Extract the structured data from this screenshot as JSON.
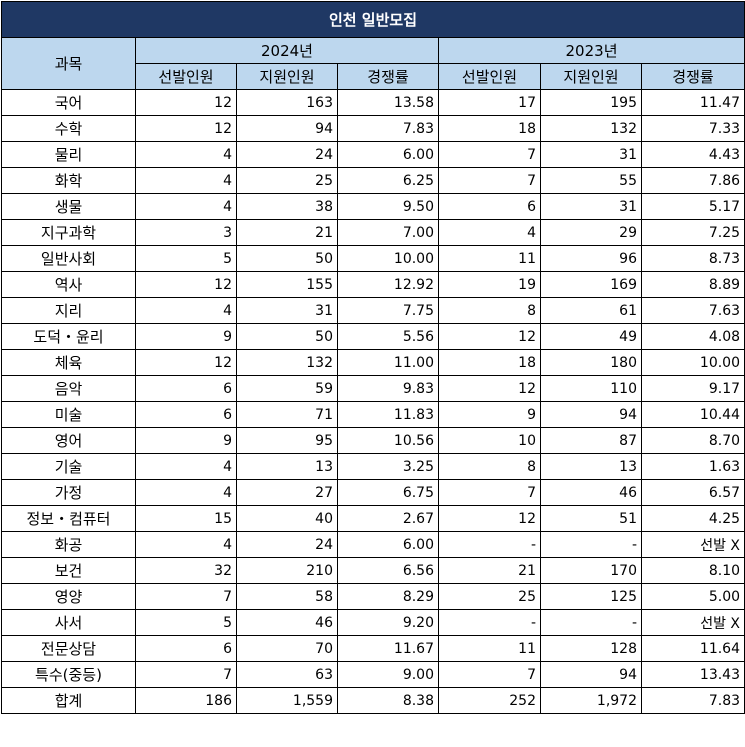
{
  "title": "인천 일반모집",
  "subject_header": "과목",
  "years": [
    "2024년",
    "2023년"
  ],
  "col_headers": [
    "선발인원",
    "지원인원",
    "경쟁률",
    "선발인원",
    "지원인원",
    "경쟁률"
  ],
  "rows": [
    [
      "국어",
      "12",
      "163",
      "13.58",
      "17",
      "195",
      "11.47"
    ],
    [
      "수학",
      "12",
      "94",
      "7.83",
      "18",
      "132",
      "7.33"
    ],
    [
      "물리",
      "4",
      "24",
      "6.00",
      "7",
      "31",
      "4.43"
    ],
    [
      "화학",
      "4",
      "25",
      "6.25",
      "7",
      "55",
      "7.86"
    ],
    [
      "생물",
      "4",
      "38",
      "9.50",
      "6",
      "31",
      "5.17"
    ],
    [
      "지구과학",
      "3",
      "21",
      "7.00",
      "4",
      "29",
      "7.25"
    ],
    [
      "일반사회",
      "5",
      "50",
      "10.00",
      "11",
      "96",
      "8.73"
    ],
    [
      "역사",
      "12",
      "155",
      "12.92",
      "19",
      "169",
      "8.89"
    ],
    [
      "지리",
      "4",
      "31",
      "7.75",
      "8",
      "61",
      "7.63"
    ],
    [
      "도덕・윤리",
      "9",
      "50",
      "5.56",
      "12",
      "49",
      "4.08"
    ],
    [
      "체육",
      "12",
      "132",
      "11.00",
      "18",
      "180",
      "10.00"
    ],
    [
      "음악",
      "6",
      "59",
      "9.83",
      "12",
      "110",
      "9.17"
    ],
    [
      "미술",
      "6",
      "71",
      "11.83",
      "9",
      "94",
      "10.44"
    ],
    [
      "영어",
      "9",
      "95",
      "10.56",
      "10",
      "87",
      "8.70"
    ],
    [
      "기술",
      "4",
      "13",
      "3.25",
      "8",
      "13",
      "1.63"
    ],
    [
      "가정",
      "4",
      "27",
      "6.75",
      "7",
      "46",
      "6.57"
    ],
    [
      "정보・컴퓨터",
      "15",
      "40",
      "2.67",
      "12",
      "51",
      "4.25"
    ],
    [
      "화공",
      "4",
      "24",
      "6.00",
      "-",
      "-",
      "선발 X"
    ],
    [
      "보건",
      "32",
      "210",
      "6.56",
      "21",
      "170",
      "8.10"
    ],
    [
      "영양",
      "7",
      "58",
      "8.29",
      "25",
      "125",
      "5.00"
    ],
    [
      "사서",
      "5",
      "46",
      "9.20",
      "-",
      "-",
      "선발 X"
    ],
    [
      "전문상담",
      "6",
      "70",
      "11.67",
      "11",
      "128",
      "11.64"
    ],
    [
      "특수(중등)",
      "7",
      "63",
      "9.00",
      "7",
      "94",
      "13.43"
    ],
    [
      "합계",
      "186",
      "1,559",
      "8.38",
      "252",
      "1,972",
      "7.83"
    ]
  ]
}
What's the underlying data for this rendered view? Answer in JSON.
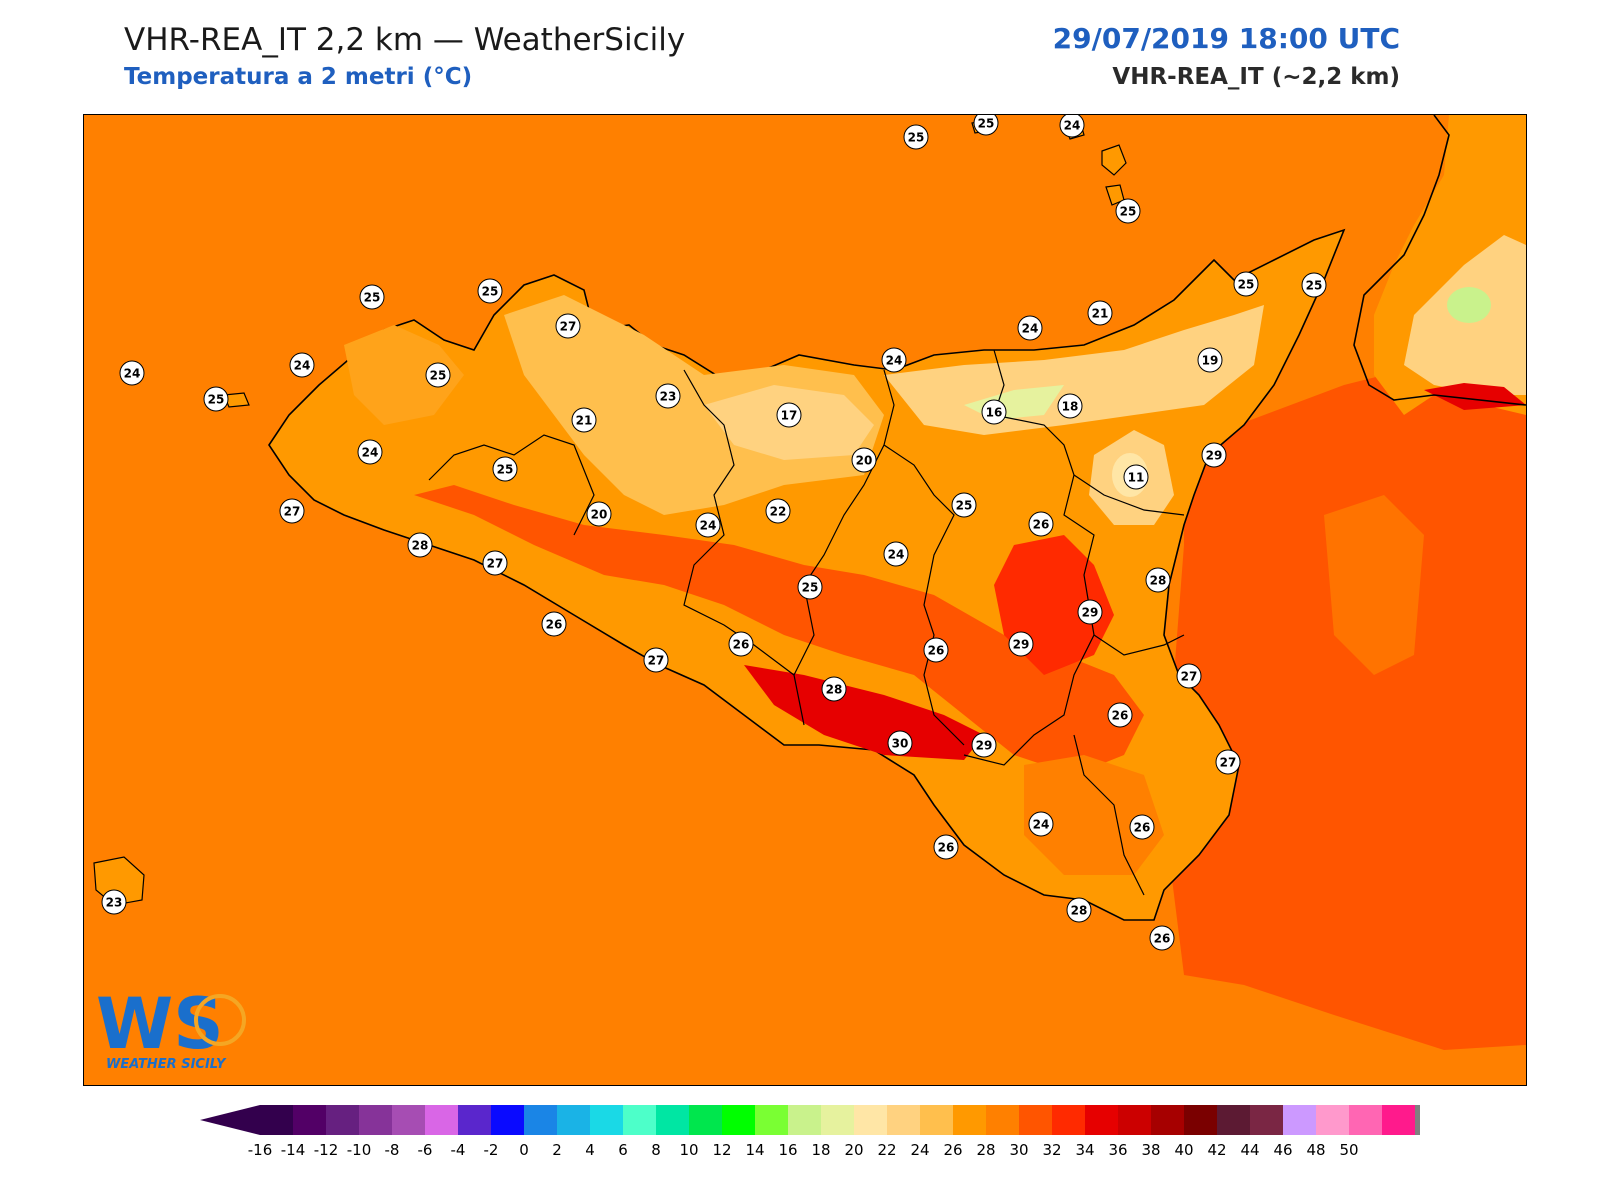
{
  "header": {
    "title": "VHR-REA_IT 2,2 km — WeatherSicily",
    "subtitle": "Temperatura a 2 metri (°C)",
    "datetime": "29/07/2019 18:00 UTC",
    "model": "VHR-REA_IT (~2,2 km)"
  },
  "logo": {
    "text": "WEATHER SICILY",
    "letters": "WS"
  },
  "colors": {
    "sea": "#ff8000",
    "hot": "#ff4d00",
    "very_hot": "#ff2a00",
    "hottest": "#e60000",
    "mild": "#ffa31a",
    "cool": "#ffc24d",
    "cooler": "#ffd98c",
    "coolest": "#c9e88c"
  },
  "colorbar": {
    "labels": [
      "-16",
      "-14",
      "-12",
      "-10",
      "-8",
      "-6",
      "-4",
      "-2",
      "0",
      "2",
      "4",
      "6",
      "8",
      "10",
      "12",
      "14",
      "16",
      "18",
      "20",
      "22",
      "24",
      "26",
      "28",
      "30",
      "32",
      "34",
      "36",
      "38",
      "40",
      "42",
      "44",
      "46",
      "48",
      "50"
    ],
    "colors": [
      "#33004d",
      "#520066",
      "#662080",
      "#863399",
      "#a64db3",
      "#d966e6",
      "#5a26cc",
      "#0a0aff",
      "#1a85e6",
      "#1ab3e6",
      "#1ad9e6",
      "#4dffc9",
      "#00e6a3",
      "#00e64d",
      "#00ff00",
      "#7aff33",
      "#c9f28c",
      "#e6f29e",
      "#ffe6a6",
      "#ffd280",
      "#ffbf4d",
      "#ff9900",
      "#ff8000",
      "#ff5500",
      "#ff2a00",
      "#e60000",
      "#cc0000",
      "#a60000",
      "#7a0000",
      "#5c1a33",
      "#7a2644",
      "#cc99ff",
      "#ff99cc",
      "#ff66b3",
      "#ff1a8c",
      "#808080",
      "#333333"
    ]
  },
  "stations": [
    {
      "v": "25"
    },
    {
      "v": "25"
    },
    {
      "v": "24"
    },
    {
      "v": "25"
    },
    {
      "v": "25"
    },
    {
      "v": "25"
    },
    {
      "v": "27"
    },
    {
      "v": "25"
    },
    {
      "v": "24"
    },
    {
      "v": "24"
    },
    {
      "v": "25"
    },
    {
      "v": "25"
    },
    {
      "v": "23"
    },
    {
      "v": "21"
    },
    {
      "v": "17"
    },
    {
      "v": "24"
    },
    {
      "v": "24"
    },
    {
      "v": "21"
    },
    {
      "v": "19"
    },
    {
      "v": "16"
    },
    {
      "v": "18"
    },
    {
      "v": "24"
    },
    {
      "v": "25"
    },
    {
      "v": "20"
    },
    {
      "v": "29"
    },
    {
      "v": "11"
    },
    {
      "v": "25"
    },
    {
      "v": "20"
    },
    {
      "v": "24"
    },
    {
      "v": "22"
    },
    {
      "v": "25"
    },
    {
      "v": "26"
    },
    {
      "v": "28"
    },
    {
      "v": "27"
    },
    {
      "v": "24"
    },
    {
      "v": "28"
    },
    {
      "v": "25"
    },
    {
      "v": "29"
    },
    {
      "v": "26"
    },
    {
      "v": "26"
    },
    {
      "v": "29"
    },
    {
      "v": "27"
    },
    {
      "v": "26"
    },
    {
      "v": "27"
    },
    {
      "v": "28"
    },
    {
      "v": "26"
    },
    {
      "v": "27"
    },
    {
      "v": "30"
    },
    {
      "v": "29"
    },
    {
      "v": "27"
    },
    {
      "v": "24"
    },
    {
      "v": "26"
    },
    {
      "v": "26"
    },
    {
      "v": "23"
    },
    {
      "v": "28"
    },
    {
      "v": "26"
    }
  ]
}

----

TASK STATEMENT:
Generate a word-for-word copy of the preceding records, excluding all pictures.

TASK OUTPUT:
Extract the structured data from this screenshot as JSON.
{
  "title": "인천 일반모집",
  "subject_header": "과목",
  "years": [
    "2024년",
    "2023년"
  ],
  "col_headers": [
    "선발인원",
    "지원인원",
    "경쟁률",
    "선발인원",
    "지원인원",
    "경쟁률"
  ],
  "rows": [
    [
      "국어",
      "12",
      "163",
      "13.58",
      "17",
      "195",
      "11.47"
    ],
    [
      "수학",
      "12",
      "94",
      "7.83",
      "18",
      "132",
      "7.33"
    ],
    [
      "물리",
      "4",
      "24",
      "6.00",
      "7",
      "31",
      "4.43"
    ],
    [
      "화학",
      "4",
      "25",
      "6.25",
      "7",
      "55",
      "7.86"
    ],
    [
      "생물",
      "4",
      "38",
      "9.50",
      "6",
      "31",
      "5.17"
    ],
    [
      "지구과학",
      "3",
      "21",
      "7.00",
      "4",
      "29",
      "7.25"
    ],
    [
      "일반사회",
      "5",
      "50",
      "10.00",
      "11",
      "96",
      "8.73"
    ],
    [
      "역사",
      "12",
      "155",
      "12.92",
      "19",
      "169",
      "8.89"
    ],
    [
      "지리",
      "4",
      "31",
      "7.75",
      "8",
      "61",
      "7.63"
    ],
    [
      "도덕・윤리",
      "9",
      "50",
      "5.56",
      "12",
      "49",
      "4.08"
    ],
    [
      "체육",
      "12",
      "132",
      "11.00",
      "18",
      "180",
      "10.00"
    ],
    [
      "음악",
      "6",
      "59",
      "9.83",
      "12",
      "110",
      "9.17"
    ],
    [
      "미술",
      "6",
      "71",
      "11.83",
      "9",
      "94",
      "10.44"
    ],
    [
      "영어",
      "9",
      "95",
      "10.56",
      "10",
      "87",
      "8.70"
    ],
    [
      "기술",
      "4",
      "13",
      "3.25",
      "8",
      "13",
      "1.63"
    ],
    [
      "가정",
      "4",
      "27",
      "6.75",
      "7",
      "46",
      "6.57"
    ],
    [
      "정보・컴퓨터",
      "15",
      "40",
      "2.67",
      "12",
      "51",
      "4.25"
    ],
    [
      "화공",
      "4",
      "24",
      "6.00",
      "-",
      "-",
      "선발 X"
    ],
    [
      "보건",
      "32",
      "210",
      "6.56",
      "21",
      "170",
      "8.10"
    ],
    [
      "영양",
      "7",
      "58",
      "8.29",
      "25",
      "125",
      "5.00"
    ],
    [
      "사서",
      "5",
      "46",
      "9.20",
      "-",
      "-",
      "선발 X"
    ],
    [
      "전문상담",
      "6",
      "70",
      "11.67",
      "11",
      "128",
      "11.64"
    ],
    [
      "특수(중등)",
      "7",
      "63",
      "9.00",
      "7",
      "94",
      "13.43"
    ],
    [
      "합계",
      "186",
      "1,559",
      "8.38",
      "252",
      "1,972",
      "7.83"
    ]
  ]
}
What's the underlying data for this rendered view? Answer in JSON.
{
  "header": {
    "title": "VHR-REA_IT 2,2 km — WeatherSicily",
    "subtitle": "Temperatura a 2 metri (°C)",
    "datetime": "29/07/2019 18:00 UTC",
    "model": "VHR-REA_IT (~2,2 km)"
  },
  "logo": {
    "text": "WEATHER SICILY",
    "letters": "WS"
  },
  "colors": {
    "sea": "#ff8000",
    "hot": "#ff4d00",
    "very_hot": "#ff2a00",
    "hottest": "#e60000",
    "mild": "#ffa31a",
    "cool": "#ffc24d",
    "cooler": "#ffd98c",
    "coolest": "#c9e88c"
  },
  "colorbar": {
    "labels": [
      "-16",
      "-14",
      "-12",
      "-10",
      "-8",
      "-6",
      "-4",
      "-2",
      "0",
      "2",
      "4",
      "6",
      "8",
      "10",
      "12",
      "14",
      "16",
      "18",
      "20",
      "22",
      "24",
      "26",
      "28",
      "30",
      "32",
      "34",
      "36",
      "38",
      "40",
      "42",
      "44",
      "46",
      "48",
      "50"
    ],
    "colors": [
      "#33004d",
      "#520066",
      "#662080",
      "#863399",
      "#a64db3",
      "#d966e6",
      "#5a26cc",
      "#0a0aff",
      "#1a85e6",
      "#1ab3e6",
      "#1ad9e6",
      "#4dffc9",
      "#00e6a3",
      "#00e64d",
      "#00ff00",
      "#7aff33",
      "#c9f28c",
      "#e6f29e",
      "#ffe6a6",
      "#ffd280",
      "#ffbf4d",
      "#ff9900",
      "#ff8000",
      "#ff5500",
      "#ff2a00",
      "#e60000",
      "#cc0000",
      "#a60000",
      "#7a0000",
      "#5c1a33",
      "#7a2644",
      "#cc99ff",
      "#ff99cc",
      "#ff66b3",
      "#ff1a8c",
      "#808080",
      "#333333"
    ]
  },
  "stations": [
    {
      "v": "25"
    },
    {
      "v": "25"
    },
    {
      "v": "24"
    },
    {
      "v": "25"
    },
    {
      "v": "25"
    },
    {
      "v": "25"
    },
    {
      "v": "27"
    },
    {
      "v": "25"
    },
    {
      "v": "24"
    },
    {
      "v": "24"
    },
    {
      "v": "25"
    },
    {
      "v": "25"
    },
    {
      "v": "23"
    },
    {
      "v": "21"
    },
    {
      "v": "17"
    },
    {
      "v": "24"
    },
    {
      "v": "24"
    },
    {
      "v": "21"
    },
    {
      "v": "19"
    },
    {
      "v": "16"
    },
    {
      "v": "18"
    },
    {
      "v": "24"
    },
    {
      "v": "25"
    },
    {
      "v": "20"
    },
    {
      "v": "29"
    },
    {
      "v": "11"
    },
    {
      "v": "25"
    },
    {
      "v": "20"
    },
    {
      "v": "24"
    },
    {
      "v": "22"
    },
    {
      "v": "25"
    },
    {
      "v": "26"
    },
    {
      "v": "28"
    },
    {
      "v": "27"
    },
    {
      "v": "24"
    },
    {
      "v": "28"
    },
    {
      "v": "25"
    },
    {
      "v": "29"
    },
    {
      "v": "26"
    },
    {
      "v": "26"
    },
    {
      "v": "29"
    },
    {
      "v": "27"
    },
    {
      "v": "26"
    },
    {
      "v": "27"
    },
    {
      "v": "28"
    },
    {
      "v": "26"
    },
    {
      "v": "27"
    },
    {
      "v": "30"
    },
    {
      "v": "29"
    },
    {
      "v": "27"
    },
    {
      "v": "24"
    },
    {
      "v": "26"
    },
    {
      "v": "26"
    },
    {
      "v": "23"
    },
    {
      "v": "28"
    },
    {
      "v": "26"
    }
  ]
}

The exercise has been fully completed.